-------- TASK MATERIAL

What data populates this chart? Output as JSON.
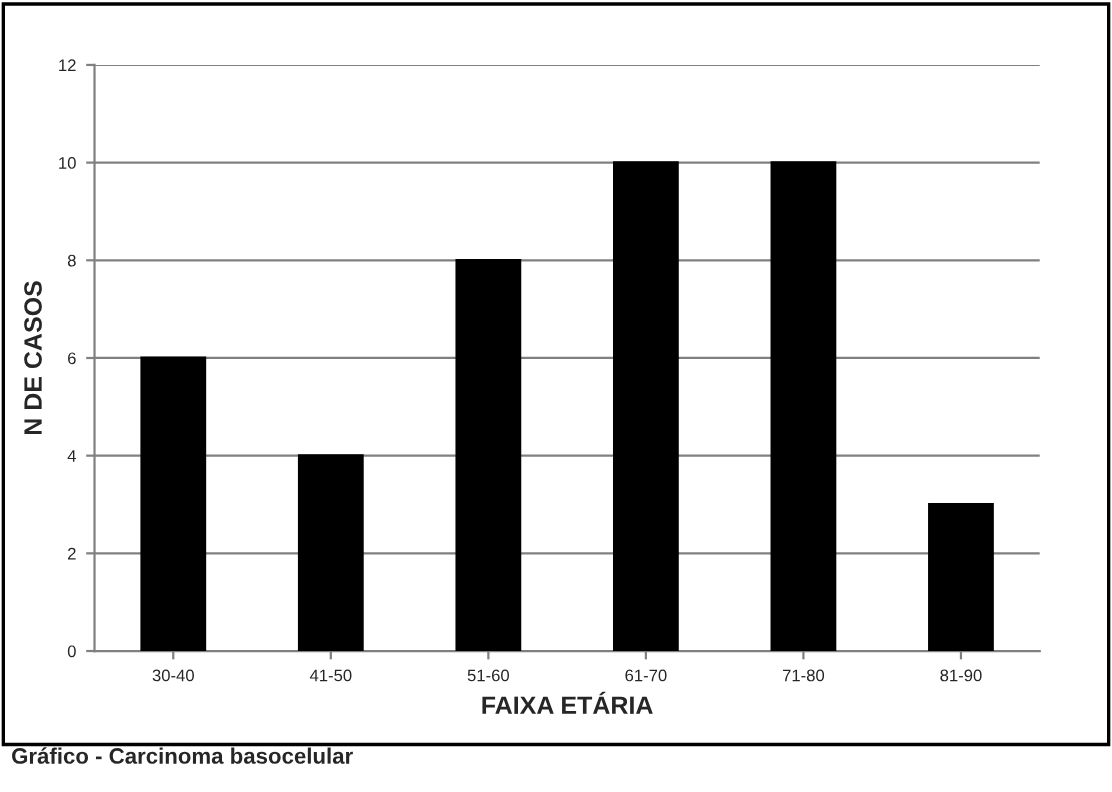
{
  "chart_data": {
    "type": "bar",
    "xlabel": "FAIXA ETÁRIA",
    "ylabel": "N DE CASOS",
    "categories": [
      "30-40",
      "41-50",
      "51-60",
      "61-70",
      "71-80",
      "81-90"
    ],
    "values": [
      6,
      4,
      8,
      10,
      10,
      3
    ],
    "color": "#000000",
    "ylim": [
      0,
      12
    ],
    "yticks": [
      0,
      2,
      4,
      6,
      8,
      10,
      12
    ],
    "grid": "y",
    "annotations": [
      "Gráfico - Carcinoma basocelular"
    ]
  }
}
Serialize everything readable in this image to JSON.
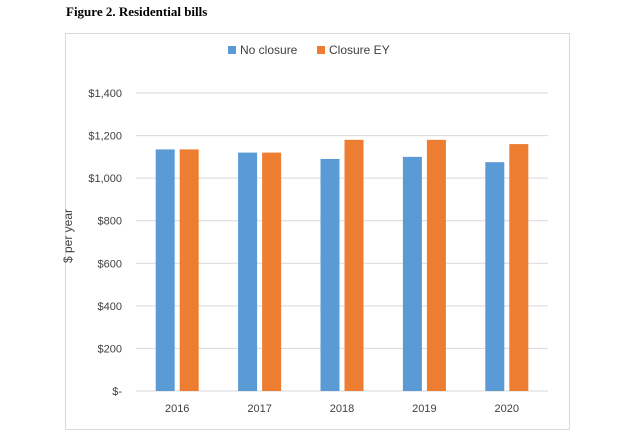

----------------
-------- TASK MATERIAL

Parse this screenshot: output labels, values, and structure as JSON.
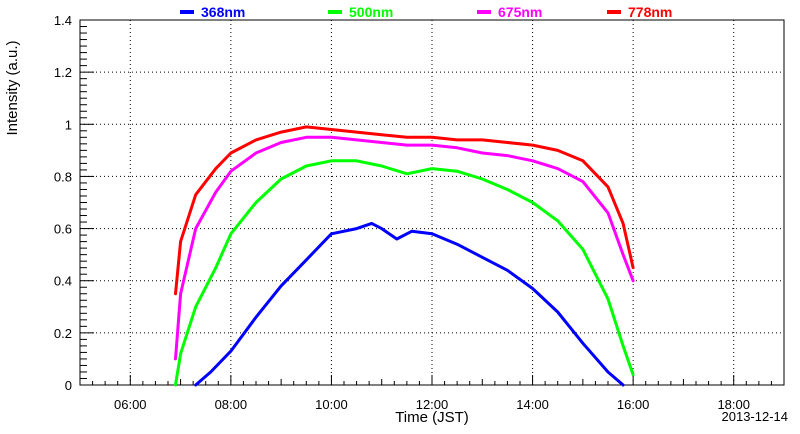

----------------

Within the entries above, give again exactly the lines starting at the one that contains "What data populates" and ending at the one that contains "Serialize everything readable", leaving out the pictures.

■ RESULT
What data populates this chart? Output as JSON.
{
  "chart_data": {
    "type": "bar",
    "xlabel": "FAIXA ETÁRIA",
    "ylabel": "N DE CASOS",
    "categories": [
      "30-40",
      "41-50",
      "51-60",
      "61-70",
      "71-80",
      "81-90"
    ],
    "values": [
      6,
      4,
      8,
      10,
      10,
      3
    ],
    "color": "#000000",
    "ylim": [
      0,
      12
    ],
    "yticks": [
      0,
      2,
      4,
      6,
      8,
      10,
      12
    ],
    "grid": "y",
    "annotations": [
      "Gráfico - Carcinoma basocelular"
    ]
  }
}
Serialize everything readable in this image to JSON.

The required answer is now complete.